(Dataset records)
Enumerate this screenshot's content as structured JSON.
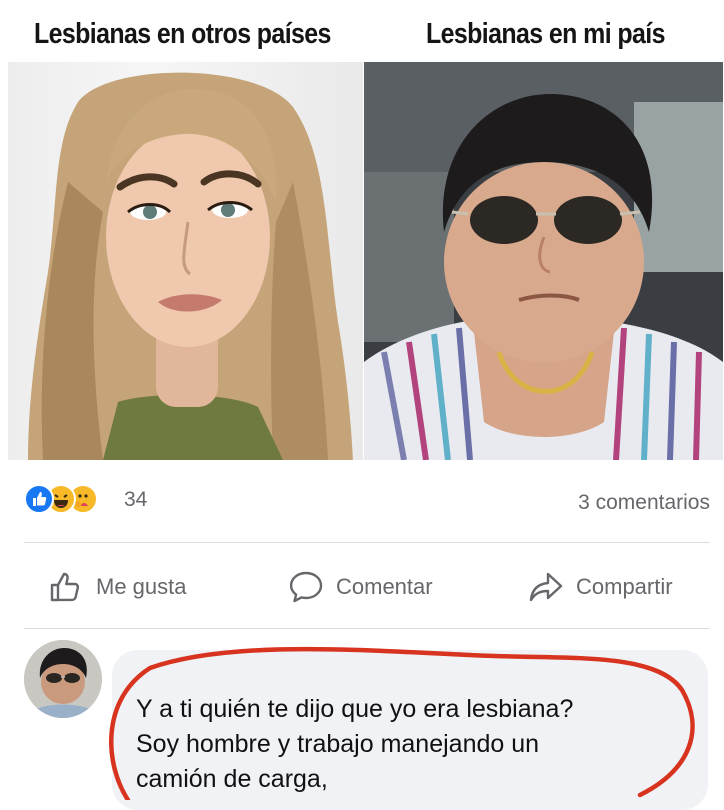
{
  "meme": {
    "caption_left": "Lesbianas en otros países",
    "caption_right": "Lesbianas en mi país"
  },
  "post": {
    "reactions": [
      "like-icon",
      "haha-icon",
      "care-icon"
    ],
    "reaction_count": "34",
    "comment_count": "3 comentarios"
  },
  "actions": {
    "like": "Me gusta",
    "comment": "Comentar",
    "share": "Compartir"
  },
  "comment": {
    "lines": [
      "Y a ti quién te dijo que yo era lesbiana?",
      "Soy hombre y trabajo manejando un",
      "camión de carga,"
    ],
    "highlight_color": "#d7331f"
  },
  "colors": {
    "facebook_blue": "#1877f2",
    "icon_gray": "#65676b",
    "bubble_bg": "#f0f2f5"
  }
}
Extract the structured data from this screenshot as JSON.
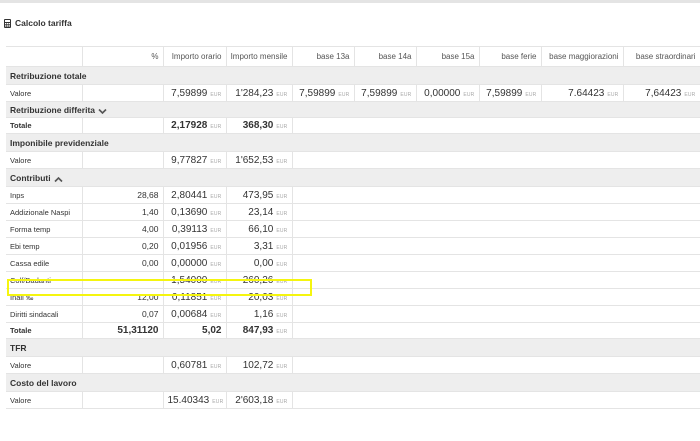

What you should do: Omit the images and transcribe all of the records above word for word.

The response:
Enumerate this screenshot's content as structured JSON.
{
  "meme": {
    "caption_left": "Lesbianas en otros países",
    "caption_right": "Lesbianas en mi país"
  },
  "post": {
    "reactions": [
      "like-icon",
      "haha-icon",
      "care-icon"
    ],
    "reaction_count": "34",
    "comment_count": "3 comentarios"
  },
  "actions": {
    "like": "Me gusta",
    "comment": "Comentar",
    "share": "Compartir"
  },
  "comment": {
    "lines": [
      "Y a ti quién te dijo que yo era lesbiana?",
      "Soy hombre y trabajo manejando un",
      "camión de carga,"
    ],
    "highlight_color": "#d7331f"
  },
  "colors": {
    "facebook_blue": "#1877f2",
    "icon_gray": "#65676b",
    "bubble_bg": "#f0f2f5"
  }
}
Extract the structured data from this screenshot as JSON.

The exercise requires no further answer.